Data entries
━━━━━━━━
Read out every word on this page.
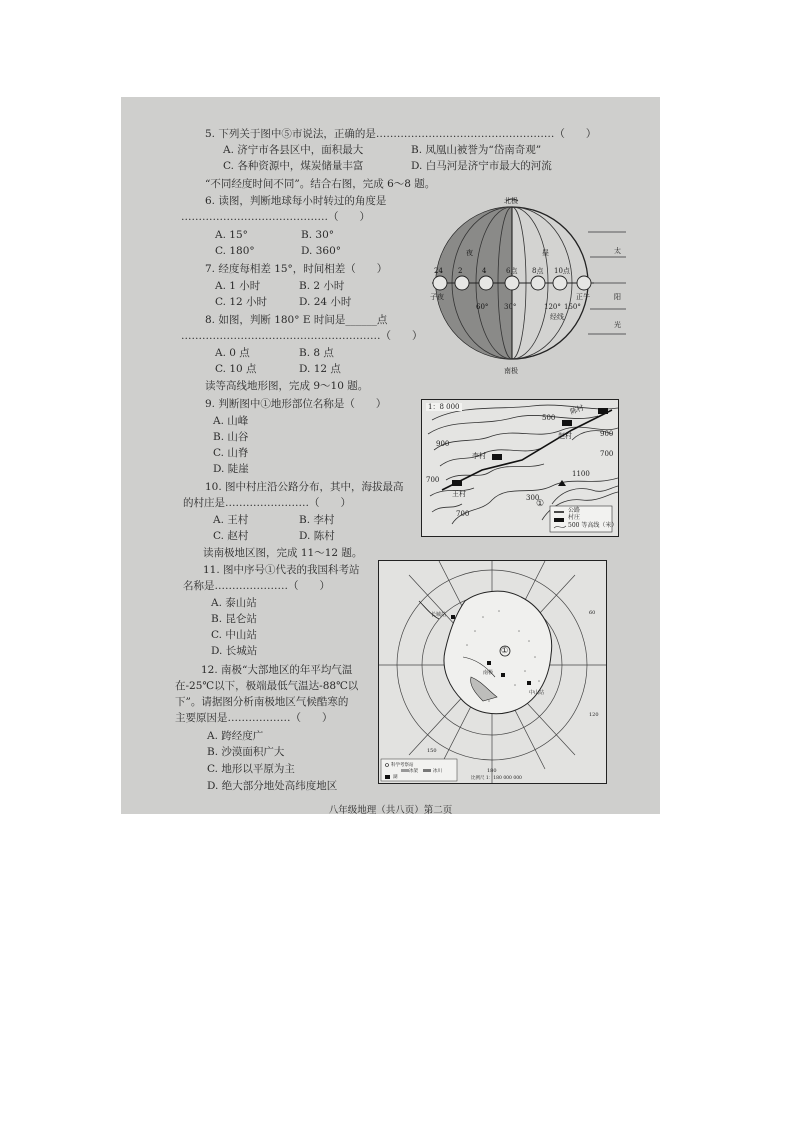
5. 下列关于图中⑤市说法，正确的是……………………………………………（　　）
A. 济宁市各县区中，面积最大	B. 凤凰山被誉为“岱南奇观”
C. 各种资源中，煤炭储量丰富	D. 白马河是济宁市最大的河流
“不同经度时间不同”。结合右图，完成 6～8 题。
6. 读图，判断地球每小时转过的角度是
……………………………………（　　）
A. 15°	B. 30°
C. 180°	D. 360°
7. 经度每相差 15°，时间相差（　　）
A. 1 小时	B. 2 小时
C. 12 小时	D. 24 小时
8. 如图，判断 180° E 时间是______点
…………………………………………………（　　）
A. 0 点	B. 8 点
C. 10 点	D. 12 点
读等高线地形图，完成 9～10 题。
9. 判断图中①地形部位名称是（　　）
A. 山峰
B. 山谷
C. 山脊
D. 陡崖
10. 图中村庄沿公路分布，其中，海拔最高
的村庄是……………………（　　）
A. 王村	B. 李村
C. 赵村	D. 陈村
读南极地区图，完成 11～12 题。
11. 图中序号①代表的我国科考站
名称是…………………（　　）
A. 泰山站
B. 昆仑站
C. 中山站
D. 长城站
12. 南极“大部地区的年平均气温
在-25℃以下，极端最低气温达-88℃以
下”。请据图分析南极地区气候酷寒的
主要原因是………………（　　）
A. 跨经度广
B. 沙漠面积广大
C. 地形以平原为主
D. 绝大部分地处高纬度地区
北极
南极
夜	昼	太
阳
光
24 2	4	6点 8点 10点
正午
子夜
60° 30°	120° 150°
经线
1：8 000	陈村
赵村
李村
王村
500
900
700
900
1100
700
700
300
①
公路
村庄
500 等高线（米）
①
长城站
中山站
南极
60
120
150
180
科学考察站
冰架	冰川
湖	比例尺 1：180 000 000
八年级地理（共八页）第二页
━━━━━━━━
**REQUIRED TASK:** Ignore the images and quote every line of the listing exactly.

**SOLUTION TO THIS PROBLEM:**
Read out every word on this page.
5. 下列关于图中⑤市说法，正确的是……………………………………………（　　）
A. 济宁市各县区中，面积最大	B. 凤凰山被誉为“岱南奇观”
C. 各种资源中，煤炭储量丰富	D. 白马河是济宁市最大的河流
“不同经度时间不同”。结合右图，完成 6～8 题。
6. 读图，判断地球每小时转过的角度是
……………………………………（　　）
A. 15°	B. 30°
C. 180°	D. 360°
7. 经度每相差 15°，时间相差（　　）
A. 1 小时	B. 2 小时
C. 12 小时	D. 24 小时
8. 如图，判断 180° E 时间是______点
…………………………………………………（　　）
A. 0 点	B. 8 点
C. 10 点	D. 12 点
读等高线地形图，完成 9～10 题。
9. 判断图中①地形部位名称是（　　）
A. 山峰
B. 山谷
C. 山脊
D. 陡崖
10. 图中村庄沿公路分布，其中，海拔最高
的村庄是……………………（　　）
A. 王村	B. 李村
C. 赵村	D. 陈村
读南极地区图，完成 11～12 题。
11. 图中序号①代表的我国科考站
名称是…………………（　　）
A. 泰山站
B. 昆仑站
C. 中山站
D. 长城站
12. 南极“大部地区的年平均气温
在-25℃以下，极端最低气温达-88℃以
下”。请据图分析南极地区气候酷寒的
主要原因是………………（　　）
A. 跨经度广
B. 沙漠面积广大
C. 地形以平原为主
D. 绝大部分地处高纬度地区
北极
南极
夜	昼	太
阳
光
24 2	4	6点 8点 10点
正午
子夜
60° 30°	120° 150°
经线
1：8 000	陈村
赵村
李村
王村
500
900
700
900
1100
700
700
300
①
公路
村庄
500 等高线（米）
①
长城站
中山站
南极
60
120
150
180
科学考察站
冰架	冰川
湖	比例尺 1：180 000 000
八年级地理（共八页）第二页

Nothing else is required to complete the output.